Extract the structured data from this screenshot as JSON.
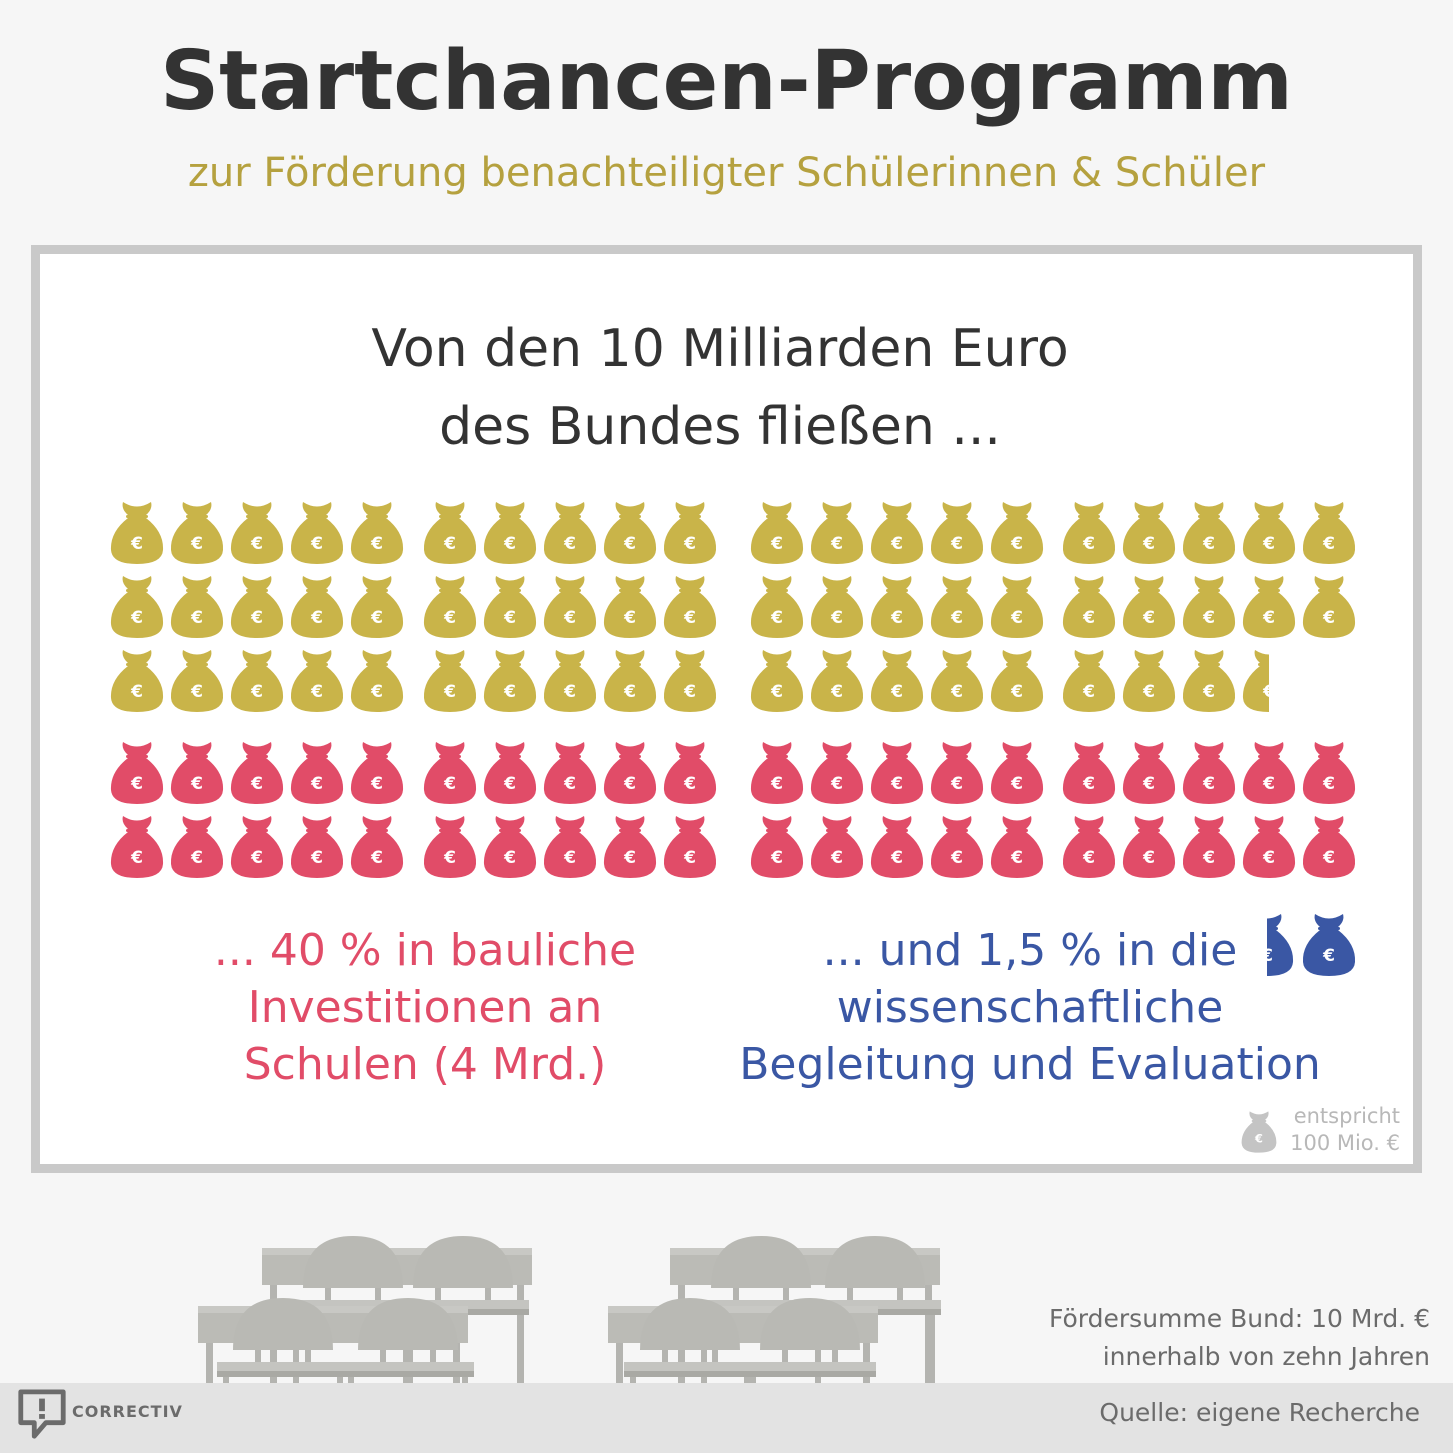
{
  "header": {
    "title": "Startchancen-Programm",
    "subtitle": "zur Förderung benachteiligter Schülerinnen & Schüler"
  },
  "panel": {
    "headline_line1": "Von den 10 Milliarden Euro",
    "headline_line2": "des Bundes fließen ...",
    "red_label_lines": [
      "... 40 % in bauliche",
      "Investitionen an",
      "Schulen (4 Mrd.)"
    ],
    "blue_label_lines": [
      "... und 1,5 % in die",
      "wissenschaftliche",
      "Begleitung und Evaluation"
    ],
    "legend_lines": [
      "entspricht",
      "100 Mio. €"
    ]
  },
  "footer": {
    "note_lines": [
      "Fördersumme Bund: 10 Mrd. €",
      "innerhalb von zehn Jahren"
    ],
    "source": "Quelle: eigene Recherche",
    "logo_text": "CORRECTIV"
  },
  "colors": {
    "gold": "#c9b449",
    "red": "#e14c68",
    "blue": "#3a57a4",
    "legend": "#c4c4c4",
    "title": "#333333",
    "subtitle": "#b5a13f"
  },
  "icons": {
    "bag": "money-bag-icon",
    "legend": "money-bag-icon",
    "logo": "correctiv-logo-icon",
    "furniture": "school-desk-chair-icon"
  },
  "chart_data": {
    "type": "pictogram",
    "unit": "100 Mio. €",
    "total": 10,
    "series": [
      {
        "color_name": "gold",
        "icon_count": 58.5
      },
      {
        "color_name": "red",
        "icon_count": 40
      },
      {
        "color_name": "blue",
        "icon_count": 1.5
      }
    ]
  }
}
-*-*-
WORK INSTRUCTIONS — Copy out each line of the data containing the string "money".

SOLUTION TO THIS PROBLEM —
    "bag": "money-bag-icon",
    "legend": "money-bag-icon",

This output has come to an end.